** start of RECORDS FOR THIS TASK **
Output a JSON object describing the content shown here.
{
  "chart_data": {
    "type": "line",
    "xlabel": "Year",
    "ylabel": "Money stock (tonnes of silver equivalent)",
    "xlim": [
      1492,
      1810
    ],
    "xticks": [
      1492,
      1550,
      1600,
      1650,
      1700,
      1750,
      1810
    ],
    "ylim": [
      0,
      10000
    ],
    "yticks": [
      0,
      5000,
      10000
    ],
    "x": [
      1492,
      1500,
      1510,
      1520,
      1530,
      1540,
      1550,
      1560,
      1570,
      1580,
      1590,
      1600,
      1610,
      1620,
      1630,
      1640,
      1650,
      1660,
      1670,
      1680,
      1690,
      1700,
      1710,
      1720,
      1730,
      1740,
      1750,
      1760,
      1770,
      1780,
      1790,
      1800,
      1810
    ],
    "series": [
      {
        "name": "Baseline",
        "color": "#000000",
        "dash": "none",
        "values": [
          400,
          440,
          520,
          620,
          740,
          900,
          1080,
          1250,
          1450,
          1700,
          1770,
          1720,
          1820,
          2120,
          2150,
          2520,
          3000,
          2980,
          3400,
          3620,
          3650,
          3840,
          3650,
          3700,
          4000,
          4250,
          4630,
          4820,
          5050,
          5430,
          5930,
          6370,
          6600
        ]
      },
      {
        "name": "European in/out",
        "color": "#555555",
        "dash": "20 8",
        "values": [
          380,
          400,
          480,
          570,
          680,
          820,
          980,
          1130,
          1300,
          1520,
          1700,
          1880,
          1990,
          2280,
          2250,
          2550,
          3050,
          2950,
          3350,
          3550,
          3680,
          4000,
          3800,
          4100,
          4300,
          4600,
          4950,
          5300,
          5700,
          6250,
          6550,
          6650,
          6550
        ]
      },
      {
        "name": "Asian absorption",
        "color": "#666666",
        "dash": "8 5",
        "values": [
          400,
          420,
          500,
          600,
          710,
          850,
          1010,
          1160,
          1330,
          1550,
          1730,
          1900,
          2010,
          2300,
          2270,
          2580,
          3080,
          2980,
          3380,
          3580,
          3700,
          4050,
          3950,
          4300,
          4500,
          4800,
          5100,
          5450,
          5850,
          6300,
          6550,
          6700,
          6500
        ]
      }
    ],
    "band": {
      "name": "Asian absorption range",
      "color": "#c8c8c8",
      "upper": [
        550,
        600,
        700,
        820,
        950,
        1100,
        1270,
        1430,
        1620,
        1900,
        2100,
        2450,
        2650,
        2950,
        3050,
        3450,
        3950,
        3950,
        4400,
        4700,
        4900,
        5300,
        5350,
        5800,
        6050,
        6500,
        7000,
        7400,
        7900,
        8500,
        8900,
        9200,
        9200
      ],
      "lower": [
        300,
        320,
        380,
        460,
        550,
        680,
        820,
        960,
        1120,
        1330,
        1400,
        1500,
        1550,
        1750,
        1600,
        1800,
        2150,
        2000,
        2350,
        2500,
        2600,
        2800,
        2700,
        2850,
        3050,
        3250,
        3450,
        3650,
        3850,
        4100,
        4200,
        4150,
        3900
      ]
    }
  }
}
** end of RECORDS FOR THIS TASK **
** start of RECORDS FOR THIS TASK **
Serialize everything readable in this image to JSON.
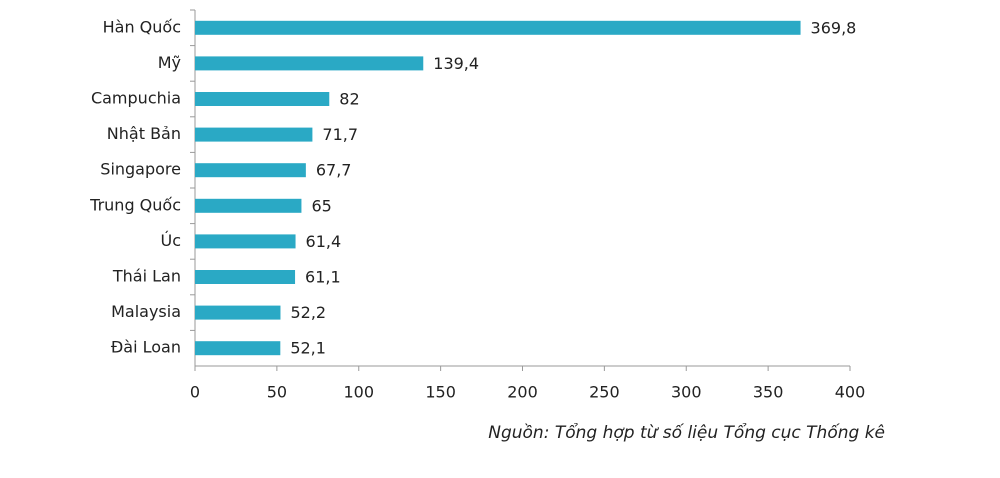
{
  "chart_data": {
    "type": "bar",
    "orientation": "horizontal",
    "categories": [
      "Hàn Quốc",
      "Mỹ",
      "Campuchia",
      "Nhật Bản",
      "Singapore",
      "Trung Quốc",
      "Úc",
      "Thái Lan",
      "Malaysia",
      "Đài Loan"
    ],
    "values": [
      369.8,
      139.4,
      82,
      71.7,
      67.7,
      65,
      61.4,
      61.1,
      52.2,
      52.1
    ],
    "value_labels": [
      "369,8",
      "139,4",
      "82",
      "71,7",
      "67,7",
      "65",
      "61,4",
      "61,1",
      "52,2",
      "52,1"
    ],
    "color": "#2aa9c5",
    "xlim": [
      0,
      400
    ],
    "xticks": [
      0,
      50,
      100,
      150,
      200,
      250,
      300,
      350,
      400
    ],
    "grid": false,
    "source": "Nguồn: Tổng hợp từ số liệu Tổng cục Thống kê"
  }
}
** end of RECORDS FOR THIS TASK **
WHAT IS ASKED: Look through the entries above and report each line where the string "absorption" occurs.

WRITTEN RESPONSE:
        "name": "Asian absorption",
      "name": "Asian absorption range",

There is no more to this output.